#### ASSIGNED TASK:
In the entries below, find the lines with the word "anatomo" and copy them.

[[ DATA open ]]

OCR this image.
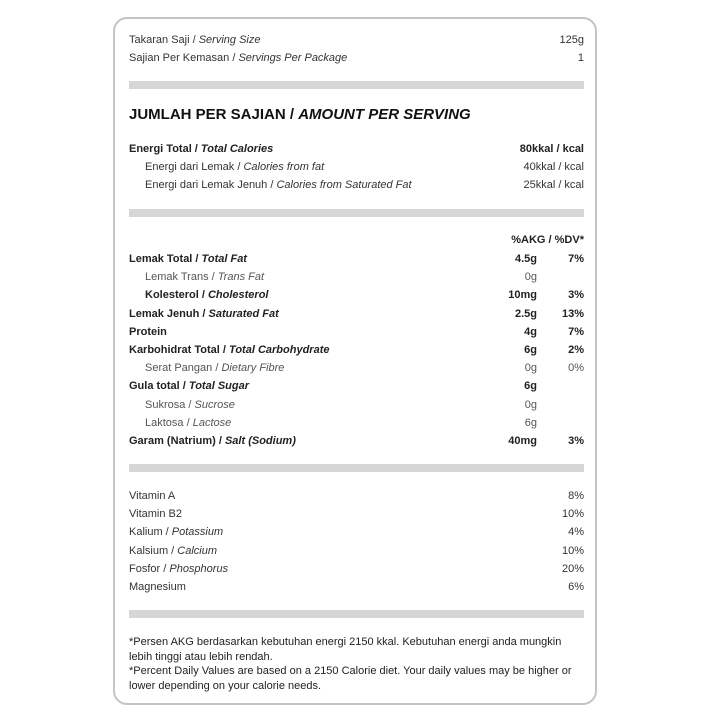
Takaran Saji / Serving Size	125g
Sajian Per Kemasan / Servings Per Package	1
JUMLAH PER SAJIAN / AMOUNT PER SERVING
Energi Total / Total Calories	80kkal / kcal
Energi dari Lemak / Calories from fat	40kkal / kcal
Energi dari Lemak Jenuh / Calories from Saturated Fat	25kkal / kcal
%AKG / %DV*
Lemak Total / Total Fat	4.5g	7%
Lemak Trans / Trans Fat	0g
Kolesterol / Cholesterol	10mg	3%
Lemak Jenuh / Saturated Fat	2.5g	13%
Protein	4g	7%
Karbohidrat Total / Total Carbohydrate	6g	2%
Serat Pangan / Dietary Fibre	0g	0%
Gula total / Total Sugar	6g
Sukrosa / Sucrose	0g
Laktosa / Lactose	6g
Garam (Natrium) / Salt (Sodium)	40mg	3%
Vitamin A	8%
Vitamin B2	10%
Kalium / Potassium	4%
Kalsium / Calcium	10%
Fosfor / Phosphorus	20%
Magnesium	6%
*Persen AKG berdasarkan kebutuhan energi 2150 kkal. Kebutuhan energi anda mungkin lebih tinggi atau lebih rendah.
*Percent Daily Values are based on a 2150 Calorie diet. Your daily values may be higher or lower depending on your calorie needs.
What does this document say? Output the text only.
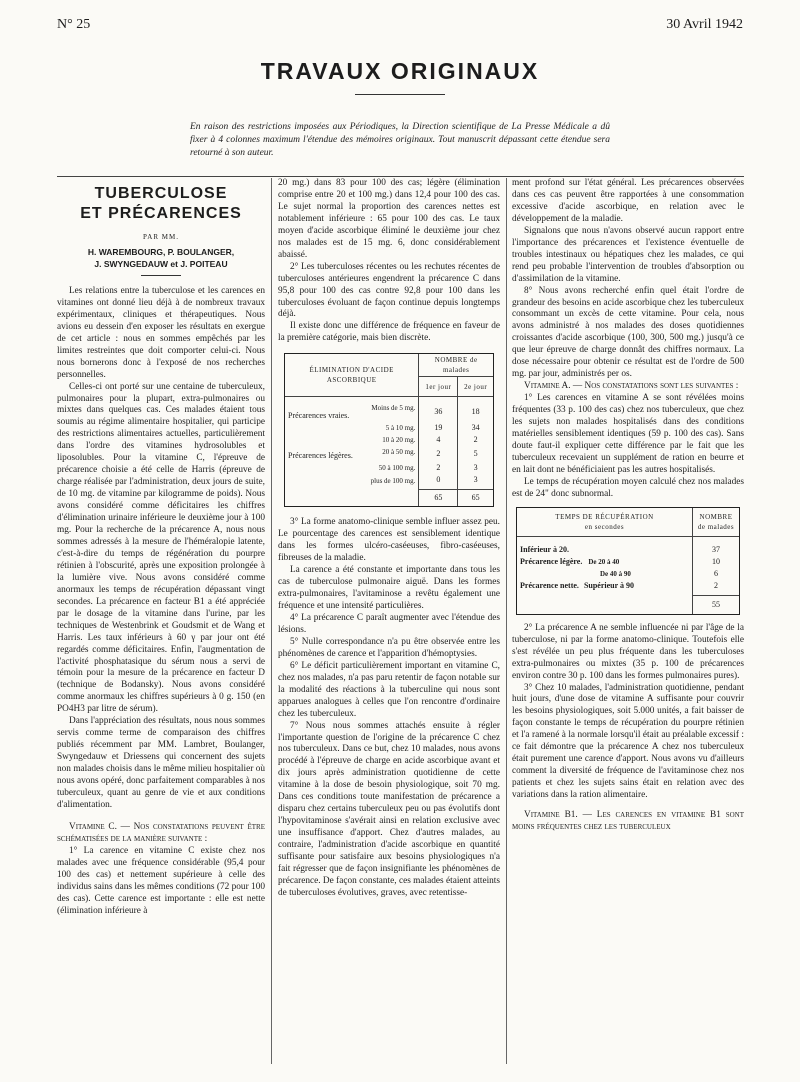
N° 25	30 Avril 1942
TRAVAUX ORIGINAUX
En raison des restrictions imposées aux Périodiques, la Direction scientifique de La Presse Médicale a dû fixer à 4 colonnes maximum l'étendue des mémoires originaux. Tout manuscrit dépassant cette étendue sera retourné à son auteur.
TUBERCULOSE
ET PRÉCARENCES
PAR MM.
H. WAREMBOURG, P. BOULANGER,
J. SWYNGEDAUW et J. POITEAU

Les relations entre la tuberculose et les carences en vitamines ont donné lieu déjà à de nombreux travaux expérimentaux, cliniques et thérapeutiques. Nous avions eu dessein d'en exposer les résultats en exergue de cet article : nous en sommes empêchés par les limites restreintes que doit comporter celui-ci. Nous nous bornerons donc à l'exposé de nos recherches personnelles.

Celles-ci ont porté sur une centaine de tuberculeux, pulmonaires pour la plupart, extra-pulmonaires ou mixtes dans quelques cas. Ces malades étaient tous soumis au régime alimentaire hospitalier, qui participe des restrictions alimentaires actuelles, particulièrement dans l'ordre des vitamines hydrosolubles et liposolubles. Pour la vitamine C, l'épreuve de précarence choisie a été celle de Harris (épreuve de charge réalisée par l'administration, deux jours de suite, de 10 mg. de vitamine par kilogramme de poids). Nous avons considéré comme déficitaires les chiffres d'élimination urinaire inférieure le deuxième jour à 100 mg. Pour la recherche de la précarence A, nous nous sommes adressés à la mesure de l'héméralopie latente, c'est-à-dire du temps de régénération du pourpre rétinien à l'obscurité, après une exposition prolongée à la lumière vive. Nous avons considéré comme anormaux les temps de récupération dépassant vingt secondes. La précarence en facteur B1 a été appréciée par le dosage de la vitamine dans l'urine, par les techniques de Westenbrink et Goudsmit et de Wang et Harris. Les taux inférieurs à 60 γ par jour ont été regardés comme déficitaires. Enfin, l'augmentation de l'activité phosphatasique du sérum nous a servi de témoin pour la mesure de la précarence en facteur D (technique de Bodansky). Nous avons considéré comme anormaux les chiffres supérieurs à 0 g. 150 (en PO4H3 par litre de sérum).

Dans l'appréciation des résultats, nous nous sommes servis comme terme de comparaison des chiffres publiés récemment par MM. Lambret, Boulanger, Swyngedauw et Driessens qui concernent des sujets non malades choisis dans le même milieu hospitalier où nous avons opéré, donc parfaitement comparables à nos tuberculeux, quant au genre de vie et aux conditions d'alimentation.

Vitamine C. — Nos constatations peuvent être schématisées de la manière suivante :

1° La carence en vitamine C existe chez nos malades avec une fréquence considérable (95,4 pour 100 des cas) et nettement supérieure à celle des individus sains dans les mêmes conditions (72 pour 100 des cas). Cette carence est importante : elle est nette (élimination inférieure à

20 mg.) dans 83 pour 100 des cas; légère (élimination comprise entre 20 et 100 mg.) dans 12,4 pour 100 des cas. Le sujet normal la proportion des carences nettes est notablement inférieure : 65 pour 100 des cas. Le taux moyen d'acide ascorbique éliminé le deuxième jour chez nos malades est de 15 mg. 6, donc considérablement abaissé.

2° Les tuberculoses récentes ou les rechutes récentes de tuberculoses antérieures engendrent la précarence C dans 95,8 pour 100 des cas contre 92,8 pour 100 dans les tuberculoses évoluant de façon continue depuis longtemps déjà.

Il existe donc une différence de fréquence en faveur de la première catégorie, mais bien discrète.

ÉLIMINATION D'ACIDE ASCORBIQUE	NOMBRE de malades	
	1er jour	2e jour

Précarences vraies.
Moins de 5 mg.	36	18

5 à 10 mg.	19	34

10 à 20 mg.	4	2

Précarences légères. 20 à 50 mg.	2	5

50 à 100 mg.	2	3

plus de 100 mg.	0	3
	65	65

3° La forme anatomo-clinique semble influer assez peu. Le pourcentage des carences est sensiblement identique dans les formes ulcéro-caséeuses, fibro-caséeuses, fibreuses de la maladie.

La carence a été constante et importante dans tous les cas de tuberculose pulmonaire aiguë. Dans les formes extra-pulmonaires, l'avitaminose a revêtu également une fréquence et une intensité particulières.

4° La précarence C paraît augmenter avec l'étendue des lésions.

5° Nulle correspondance n'a pu être observée entre les phénomènes de carence et l'apparition d'hémoptysies.

6° Le déficit particulièrement important en vitamine C, chez nos malades, n'a pas paru retentir de façon notable sur la modalité des réactions à la tuberculine qui nous sont apparues analogues à celles que l'on rencontre d'ordinaire chez les tuberculeux.

7° Nous nous sommes attachés ensuite à régler l'importante question de l'origine de la précarence C chez nos tuberculeux. Dans ce but, chez 10 malades, nous avons procédé à l'épreuve de charge en acide ascorbique avant et dix jours après administration quotidienne de cette vitamine à la dose de besoin physiologique, soit 70 mg. Dans ces conditions toute manifestation de précarence a disparu chez certains tuberculeux peu ou pas évolutifs dont l'hypovitaminose s'avérait ainsi en relation exclusive avec une insuffisance d'apport. Chez d'autres malades, au contraire, l'administration d'acide ascorbique en quantité suffisante pour satisfaire aux besoins physiologiques n'a fait régresser que de façon insignifiante les phénomènes de précarence. De façon constante, ces malades étaient atteints de tuberculoses évolutives, graves, avec retentisse-

ment profond sur l'état général. Les précarences observées dans ces cas peuvent être rapportées à une consommation excessive d'acide ascorbique, en relation avec le développement de la maladie.

Signalons que nous n'avons observé aucun rapport entre l'importance des précarences et l'existence éventuelle de troubles intestinaux ou hépatiques chez les malades, ce qui rend peu probable l'intervention de troubles d'absorption ou d'assimilation de la vitamine.

8° Nous avons recherché enfin quel était l'ordre de grandeur des besoins en acide ascorbique chez les tuberculeux consommant un excès de cette vitamine. Pour cela, nous avons administré à nos malades des doses quotidiennes croissantes d'acide ascorbique (100, 300, 500 mg.) jusqu'à ce que leur épreuve de charge donnât des chiffres normaux. La dose nécessaire pour obtenir ce résultat est de l'ordre de 500 mg. par jour, administrés per os.

Vitamine A. — Nos constatations sont les suivantes :

1° Les carences en vitamine A se sont révélées moins fréquentes (33 p. 100 des cas) chez nos tuberculeux, que chez les sujets non malades hospitalisés dans des conditions matérielles sensiblement identiques (59 p. 100 des cas). Sans doute faut-il expliquer cette différence par le fait que les tuberculeux recevaient un supplément de ration en beurre et en lait dont ne bénéficiaient pas les autres hospitalisés.

Le temps de récupération moyen calculé chez nos malades est de 24" donc subnormal.

TEMPS DE RÉCUPÉRATION
en secondes	NOMBRE de malades
Inférieur à 20.	37
Précarence légère. De 20 à 40	10
De 40 à 90	6
Précarence nette. Supérieur à 90	2
	55

2° La précarence A ne semble influencée ni par l'âge de la tuberculose, ni par la forme anatomo-clinique. Toutefois elle s'est révélée un peu plus fréquente dans les tuberculoses extra-pulmonaires ou mixtes (35 p. 100 de précarences environ contre 30 p. 100 dans les formes pulmonaires pures).

3° Chez 10 malades, l'administration quotidienne, pendant huit jours, d'une dose de vitamine A suffisante pour couvrir les besoins physiologiques, soit 5.000 unités, a fait baisser de façon constante le temps de récupération du pourpre rétinien et l'a ramené à la normale lorsqu'il était au préalable excessif : ce fait démontre que la précarence A chez nos tuberculeux était purement une carence d'apport. Nous avons vu d'ailleurs comment la diversité de fréquence de l'avitaminose chez nos patients et chez les sujets sains était en relation avec des variations dans la ration alimentaire.

Vitamine B1. — Les carences en vitamine B1 sont moins fréquentes chez les tuberculeux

[[ DATA closed ]]

#### OUTPUT OF THE TASK:
3° La forme anatomo-clinique semble influer assez peu. Le pourcentage des carences est sensiblement identique dans les formes ulcéro-caséeuses, fibro-caséeuses, fibreuses de la maladie.
2° La précarence A ne semble influencée ni par l'âge de la tuberculose, ni par la forme anatomo-clinique. Toutefois elle s'est révélée un peu plus fréquente dans les tuberculoses extra-pulmonaires ou mixtes (35 p. 100 de précarences environ contre 30 p. 100 dans les formes pulmonaires pures).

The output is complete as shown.